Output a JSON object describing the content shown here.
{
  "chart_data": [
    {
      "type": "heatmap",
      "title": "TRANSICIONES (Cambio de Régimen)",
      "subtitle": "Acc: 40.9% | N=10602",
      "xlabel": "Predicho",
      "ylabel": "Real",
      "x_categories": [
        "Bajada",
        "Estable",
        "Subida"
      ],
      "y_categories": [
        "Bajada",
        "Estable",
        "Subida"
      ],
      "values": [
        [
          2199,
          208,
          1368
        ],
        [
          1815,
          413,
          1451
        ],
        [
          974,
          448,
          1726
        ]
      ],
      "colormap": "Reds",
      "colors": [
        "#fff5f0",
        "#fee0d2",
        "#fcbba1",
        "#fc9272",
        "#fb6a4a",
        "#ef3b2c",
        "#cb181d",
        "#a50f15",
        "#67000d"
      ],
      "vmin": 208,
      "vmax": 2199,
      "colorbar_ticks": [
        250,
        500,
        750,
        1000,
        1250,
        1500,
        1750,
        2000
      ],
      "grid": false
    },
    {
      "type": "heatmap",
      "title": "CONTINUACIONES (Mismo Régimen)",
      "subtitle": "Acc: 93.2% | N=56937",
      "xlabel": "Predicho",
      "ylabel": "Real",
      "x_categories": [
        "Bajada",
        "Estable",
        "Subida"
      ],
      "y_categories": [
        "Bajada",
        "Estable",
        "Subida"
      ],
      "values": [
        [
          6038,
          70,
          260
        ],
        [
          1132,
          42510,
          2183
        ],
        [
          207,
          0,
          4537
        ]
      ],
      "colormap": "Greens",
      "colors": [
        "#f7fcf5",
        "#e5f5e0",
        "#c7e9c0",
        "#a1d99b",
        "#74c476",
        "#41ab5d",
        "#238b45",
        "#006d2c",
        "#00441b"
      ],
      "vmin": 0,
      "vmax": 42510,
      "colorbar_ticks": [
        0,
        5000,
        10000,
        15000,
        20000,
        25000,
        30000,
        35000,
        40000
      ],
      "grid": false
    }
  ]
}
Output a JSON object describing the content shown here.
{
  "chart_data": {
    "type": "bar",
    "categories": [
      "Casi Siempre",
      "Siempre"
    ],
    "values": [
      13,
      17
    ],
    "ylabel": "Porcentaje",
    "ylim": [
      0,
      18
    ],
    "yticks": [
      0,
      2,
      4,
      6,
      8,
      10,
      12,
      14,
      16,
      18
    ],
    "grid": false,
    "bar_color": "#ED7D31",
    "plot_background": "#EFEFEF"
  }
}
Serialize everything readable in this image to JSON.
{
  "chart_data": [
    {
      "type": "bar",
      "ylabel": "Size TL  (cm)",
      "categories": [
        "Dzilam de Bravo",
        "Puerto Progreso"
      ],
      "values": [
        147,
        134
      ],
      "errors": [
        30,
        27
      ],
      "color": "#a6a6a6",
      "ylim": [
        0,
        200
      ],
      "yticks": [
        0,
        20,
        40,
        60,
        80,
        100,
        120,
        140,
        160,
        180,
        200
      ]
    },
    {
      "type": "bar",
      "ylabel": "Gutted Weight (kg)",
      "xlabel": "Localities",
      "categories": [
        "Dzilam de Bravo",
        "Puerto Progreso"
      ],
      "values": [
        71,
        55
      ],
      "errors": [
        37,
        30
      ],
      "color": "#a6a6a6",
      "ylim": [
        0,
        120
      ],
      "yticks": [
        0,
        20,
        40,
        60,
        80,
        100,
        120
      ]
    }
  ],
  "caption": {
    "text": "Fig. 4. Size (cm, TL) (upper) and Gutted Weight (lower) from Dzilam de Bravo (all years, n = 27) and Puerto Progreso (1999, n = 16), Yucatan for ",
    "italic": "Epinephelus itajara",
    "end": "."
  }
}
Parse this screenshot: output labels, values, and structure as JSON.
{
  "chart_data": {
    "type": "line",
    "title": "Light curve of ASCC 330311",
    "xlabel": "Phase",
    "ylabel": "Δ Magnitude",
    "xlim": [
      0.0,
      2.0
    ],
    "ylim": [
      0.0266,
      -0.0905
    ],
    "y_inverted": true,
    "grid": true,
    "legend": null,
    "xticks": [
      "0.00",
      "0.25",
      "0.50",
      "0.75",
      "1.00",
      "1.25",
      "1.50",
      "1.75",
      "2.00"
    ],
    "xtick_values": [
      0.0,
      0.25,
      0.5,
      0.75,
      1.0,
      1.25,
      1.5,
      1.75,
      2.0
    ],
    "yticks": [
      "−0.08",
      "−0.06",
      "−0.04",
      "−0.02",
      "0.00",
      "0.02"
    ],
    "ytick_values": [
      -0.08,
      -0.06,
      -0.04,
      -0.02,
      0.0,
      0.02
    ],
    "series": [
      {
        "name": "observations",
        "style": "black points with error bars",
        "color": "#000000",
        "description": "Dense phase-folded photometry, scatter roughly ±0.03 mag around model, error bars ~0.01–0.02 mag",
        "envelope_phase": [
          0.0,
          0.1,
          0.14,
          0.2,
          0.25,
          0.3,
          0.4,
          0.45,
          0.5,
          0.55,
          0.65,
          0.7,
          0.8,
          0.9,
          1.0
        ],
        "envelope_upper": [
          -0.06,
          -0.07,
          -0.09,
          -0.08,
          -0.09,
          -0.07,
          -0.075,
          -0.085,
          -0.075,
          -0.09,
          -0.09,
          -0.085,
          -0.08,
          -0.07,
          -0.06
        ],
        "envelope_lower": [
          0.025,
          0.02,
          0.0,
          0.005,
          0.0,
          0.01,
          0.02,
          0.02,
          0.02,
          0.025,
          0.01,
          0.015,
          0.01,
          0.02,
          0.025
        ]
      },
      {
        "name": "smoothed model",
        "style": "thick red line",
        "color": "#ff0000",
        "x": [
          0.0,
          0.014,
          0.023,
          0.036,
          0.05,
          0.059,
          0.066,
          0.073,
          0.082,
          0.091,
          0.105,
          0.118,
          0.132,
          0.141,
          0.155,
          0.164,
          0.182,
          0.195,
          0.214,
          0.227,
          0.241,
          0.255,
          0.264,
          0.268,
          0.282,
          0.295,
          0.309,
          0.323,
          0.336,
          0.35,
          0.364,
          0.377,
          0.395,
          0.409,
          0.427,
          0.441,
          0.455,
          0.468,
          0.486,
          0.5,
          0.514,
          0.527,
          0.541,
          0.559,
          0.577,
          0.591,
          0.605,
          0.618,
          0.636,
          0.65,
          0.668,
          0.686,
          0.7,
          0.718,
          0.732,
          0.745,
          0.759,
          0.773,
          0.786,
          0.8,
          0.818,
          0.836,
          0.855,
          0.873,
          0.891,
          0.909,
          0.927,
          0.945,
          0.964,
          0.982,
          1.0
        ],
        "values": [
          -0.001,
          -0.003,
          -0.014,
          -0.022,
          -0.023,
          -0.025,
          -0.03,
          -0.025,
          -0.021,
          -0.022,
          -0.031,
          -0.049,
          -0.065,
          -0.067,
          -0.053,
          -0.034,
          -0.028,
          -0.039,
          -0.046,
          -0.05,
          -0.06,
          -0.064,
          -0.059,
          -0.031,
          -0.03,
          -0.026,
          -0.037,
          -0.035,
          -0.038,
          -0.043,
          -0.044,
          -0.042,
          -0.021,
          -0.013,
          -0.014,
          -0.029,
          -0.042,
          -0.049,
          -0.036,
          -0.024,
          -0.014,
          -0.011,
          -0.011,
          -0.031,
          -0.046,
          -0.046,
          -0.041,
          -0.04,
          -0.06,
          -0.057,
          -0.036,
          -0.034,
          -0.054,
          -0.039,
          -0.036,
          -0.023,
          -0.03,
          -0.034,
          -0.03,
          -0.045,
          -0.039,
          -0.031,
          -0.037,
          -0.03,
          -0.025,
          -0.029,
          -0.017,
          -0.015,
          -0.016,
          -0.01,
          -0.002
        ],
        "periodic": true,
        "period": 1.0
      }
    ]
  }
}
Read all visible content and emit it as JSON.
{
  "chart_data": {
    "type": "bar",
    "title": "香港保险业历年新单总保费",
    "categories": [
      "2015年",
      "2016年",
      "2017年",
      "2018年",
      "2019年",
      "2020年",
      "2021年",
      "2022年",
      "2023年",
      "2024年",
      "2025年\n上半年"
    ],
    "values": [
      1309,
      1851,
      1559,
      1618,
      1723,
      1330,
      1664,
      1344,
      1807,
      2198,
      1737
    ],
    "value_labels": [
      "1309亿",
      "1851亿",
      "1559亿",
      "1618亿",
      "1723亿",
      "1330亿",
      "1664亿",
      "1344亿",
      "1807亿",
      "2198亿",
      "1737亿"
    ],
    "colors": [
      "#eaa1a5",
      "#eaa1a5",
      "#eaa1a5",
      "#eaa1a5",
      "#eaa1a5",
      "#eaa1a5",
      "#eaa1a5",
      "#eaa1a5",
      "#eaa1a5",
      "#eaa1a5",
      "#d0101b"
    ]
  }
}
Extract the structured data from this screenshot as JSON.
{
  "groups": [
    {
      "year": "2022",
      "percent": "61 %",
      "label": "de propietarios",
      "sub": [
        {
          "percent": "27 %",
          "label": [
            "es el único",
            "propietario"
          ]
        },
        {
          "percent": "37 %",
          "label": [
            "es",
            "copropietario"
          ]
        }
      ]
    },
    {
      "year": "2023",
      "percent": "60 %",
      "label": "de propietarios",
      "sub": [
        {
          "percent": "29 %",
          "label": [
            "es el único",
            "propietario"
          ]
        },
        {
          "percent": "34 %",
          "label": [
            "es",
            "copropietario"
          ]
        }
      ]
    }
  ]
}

[Your task]: The answer is one number: how many lines of the material above contain "grid".

[Full response]: 4